▸ Exercise aim
Take the data that follows and retype it word for word.

(Stored entries)
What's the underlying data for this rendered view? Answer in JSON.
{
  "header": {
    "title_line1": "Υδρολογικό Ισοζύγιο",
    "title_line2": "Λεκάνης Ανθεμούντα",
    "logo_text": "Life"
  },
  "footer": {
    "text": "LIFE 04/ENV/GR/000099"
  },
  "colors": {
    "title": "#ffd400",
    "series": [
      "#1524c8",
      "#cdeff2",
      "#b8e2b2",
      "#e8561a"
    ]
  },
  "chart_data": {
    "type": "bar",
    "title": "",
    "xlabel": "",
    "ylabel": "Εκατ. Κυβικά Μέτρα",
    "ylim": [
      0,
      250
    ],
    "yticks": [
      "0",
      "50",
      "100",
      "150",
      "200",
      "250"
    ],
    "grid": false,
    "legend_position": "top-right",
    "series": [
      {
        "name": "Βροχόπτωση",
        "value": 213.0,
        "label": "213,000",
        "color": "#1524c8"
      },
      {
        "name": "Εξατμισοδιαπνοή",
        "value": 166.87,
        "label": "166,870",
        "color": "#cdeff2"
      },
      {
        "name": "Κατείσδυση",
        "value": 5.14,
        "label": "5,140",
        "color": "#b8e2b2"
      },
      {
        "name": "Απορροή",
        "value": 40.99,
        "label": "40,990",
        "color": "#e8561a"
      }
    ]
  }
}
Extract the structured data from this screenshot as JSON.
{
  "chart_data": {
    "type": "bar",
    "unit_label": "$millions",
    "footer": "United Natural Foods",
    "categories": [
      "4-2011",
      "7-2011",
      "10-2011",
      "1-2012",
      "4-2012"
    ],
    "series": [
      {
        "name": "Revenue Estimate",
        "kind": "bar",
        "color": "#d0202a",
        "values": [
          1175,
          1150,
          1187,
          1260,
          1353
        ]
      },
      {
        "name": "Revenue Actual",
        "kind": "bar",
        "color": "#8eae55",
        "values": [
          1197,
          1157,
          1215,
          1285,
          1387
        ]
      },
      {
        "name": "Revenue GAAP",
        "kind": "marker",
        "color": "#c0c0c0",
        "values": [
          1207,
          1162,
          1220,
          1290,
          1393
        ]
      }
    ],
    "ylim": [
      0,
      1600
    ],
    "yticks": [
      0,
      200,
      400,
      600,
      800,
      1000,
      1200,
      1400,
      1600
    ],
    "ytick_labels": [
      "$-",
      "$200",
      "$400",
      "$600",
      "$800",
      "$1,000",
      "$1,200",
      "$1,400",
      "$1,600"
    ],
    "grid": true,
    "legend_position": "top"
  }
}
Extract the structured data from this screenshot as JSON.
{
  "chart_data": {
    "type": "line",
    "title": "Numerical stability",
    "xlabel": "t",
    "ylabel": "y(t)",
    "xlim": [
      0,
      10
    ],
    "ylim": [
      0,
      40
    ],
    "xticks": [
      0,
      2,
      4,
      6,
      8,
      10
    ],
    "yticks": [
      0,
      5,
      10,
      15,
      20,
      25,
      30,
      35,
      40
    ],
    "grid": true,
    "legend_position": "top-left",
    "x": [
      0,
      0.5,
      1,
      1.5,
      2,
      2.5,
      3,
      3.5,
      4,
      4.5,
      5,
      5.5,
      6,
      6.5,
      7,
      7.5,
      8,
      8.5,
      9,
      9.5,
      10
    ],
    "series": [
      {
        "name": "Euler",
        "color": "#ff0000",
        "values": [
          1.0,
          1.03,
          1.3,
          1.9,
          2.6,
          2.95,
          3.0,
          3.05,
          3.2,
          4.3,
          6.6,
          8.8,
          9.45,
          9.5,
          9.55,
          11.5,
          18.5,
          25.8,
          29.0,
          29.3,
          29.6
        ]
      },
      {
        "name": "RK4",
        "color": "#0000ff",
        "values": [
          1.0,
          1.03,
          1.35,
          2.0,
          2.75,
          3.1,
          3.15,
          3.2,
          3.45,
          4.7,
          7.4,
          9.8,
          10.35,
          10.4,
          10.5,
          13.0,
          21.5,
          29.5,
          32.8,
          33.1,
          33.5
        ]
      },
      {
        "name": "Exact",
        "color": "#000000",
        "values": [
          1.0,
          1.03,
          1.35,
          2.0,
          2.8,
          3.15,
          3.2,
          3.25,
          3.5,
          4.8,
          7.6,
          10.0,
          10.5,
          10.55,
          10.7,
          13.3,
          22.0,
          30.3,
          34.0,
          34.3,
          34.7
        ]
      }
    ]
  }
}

▸ Reply
What's the underlying data for this rendered view? Answer in JSON.
{
  "header": {
    "title_line1": "Υδρολογικό Ισοζύγιο",
    "title_line2": "Λεκάνης Ανθεμούντα",
    "logo_text": "Life"
  },
  "footer": {
    "text": "LIFE 04/ENV/GR/000099"
  },
  "colors": {
    "title": "#ffd400",
    "series": [
      "#1524c8",
      "#cdeff2",
      "#b8e2b2",
      "#e8561a"
    ]
  },
  "chart_data": {
    "type": "bar",
    "title": "",
    "xlabel": "",
    "ylabel": "Εκατ. Κυβικά Μέτρα",
    "ylim": [
      0,
      250
    ],
    "yticks": [
      "0",
      "50",
      "100",
      "150",
      "200",
      "250"
    ],
    "grid": false,
    "legend_position": "top-right",
    "series": [
      {
        "name": "Βροχόπτωση",
        "value": 213.0,
        "label": "213,000",
        "color": "#1524c8"
      },
      {
        "name": "Εξατμισοδιαπνοή",
        "value": 166.87,
        "label": "166,870",
        "color": "#cdeff2"
      },
      {
        "name": "Κατείσδυση",
        "value": 5.14,
        "label": "5,140",
        "color": "#b8e2b2"
      },
      {
        "name": "Απορροή",
        "value": 40.99,
        "label": "40,990",
        "color": "#e8561a"
      }
    ]
  }
}
Extract the structured data from this screenshot as JSON.
{
  "chart_data": {
    "type": "bar",
    "unit_label": "$millions",
    "footer": "United Natural Foods",
    "categories": [
      "4-2011",
      "7-2011",
      "10-2011",
      "1-2012",
      "4-2012"
    ],
    "series": [
      {
        "name": "Revenue Estimate",
        "kind": "bar",
        "color": "#d0202a",
        "values": [
          1175,
          1150,
          1187,
          1260,
          1353
        ]
      },
      {
        "name": "Revenue Actual",
        "kind": "bar",
        "color": "#8eae55",
        "values": [
          1197,
          1157,
          1215,
          1285,
          1387
        ]
      },
      {
        "name": "Revenue GAAP",
        "kind": "marker",
        "color": "#c0c0c0",
        "values": [
          1207,
          1162,
          1220,
          1290,
          1393
        ]
      }
    ],
    "ylim": [
      0,
      1600
    ],
    "yticks": [
      0,
      200,
      400,
      600,
      800,
      1000,
      1200,
      1400,
      1600
    ],
    "ytick_labels": [
      "$-",
      "$200",
      "$400",
      "$600",
      "$800",
      "$1,000",
      "$1,200",
      "$1,400",
      "$1,600"
    ],
    "grid": true,
    "legend_position": "top"
  }
}
Extract the structured data from this screenshot as JSON.
{
  "chart_data": {
    "type": "line",
    "title": "Numerical stability",
    "xlabel": "t",
    "ylabel": "y(t)",
    "xlim": [
      0,
      10
    ],
    "ylim": [
      0,
      40
    ],
    "xticks": [
      0,
      2,
      4,
      6,
      8,
      10
    ],
    "yticks": [
      0,
      5,
      10,
      15,
      20,
      25,
      30,
      35,
      40
    ],
    "grid": true,
    "legend_position": "top-left",
    "x": [
      0,
      0.5,
      1,
      1.5,
      2,
      2.5,
      3,
      3.5,
      4,
      4.5,
      5,
      5.5,
      6,
      6.5,
      7,
      7.5,
      8,
      8.5,
      9,
      9.5,
      10
    ],
    "series": [
      {
        "name": "Euler",
        "color": "#ff0000",
        "values": [
          1.0,
          1.03,
          1.3,
          1.9,
          2.6,
          2.95,
          3.0,
          3.05,
          3.2,
          4.3,
          6.6,
          8.8,
          9.45,
          9.5,
          9.55,
          11.5,
          18.5,
          25.8,
          29.0,
          29.3,
          29.6
        ]
      },
      {
        "name": "RK4",
        "color": "#0000ff",
        "values": [
          1.0,
          1.03,
          1.35,
          2.0,
          2.75,
          3.1,
          3.15,
          3.2,
          3.45,
          4.7,
          7.4,
          9.8,
          10.35,
          10.4,
          10.5,
          13.0,
          21.5,
          29.5,
          32.8,
          33.1,
          33.5
        ]
      },
      {
        "name": "Exact",
        "color": "#000000",
        "values": [
          1.0,
          1.03,
          1.35,
          2.0,
          2.8,
          3.15,
          3.2,
          3.25,
          3.5,
          4.8,
          7.6,
          10.0,
          10.5,
          10.55,
          10.7,
          13.3,
          22.0,
          30.3,
          34.0,
          34.3,
          34.7
        ]
      }
    ]
  }
}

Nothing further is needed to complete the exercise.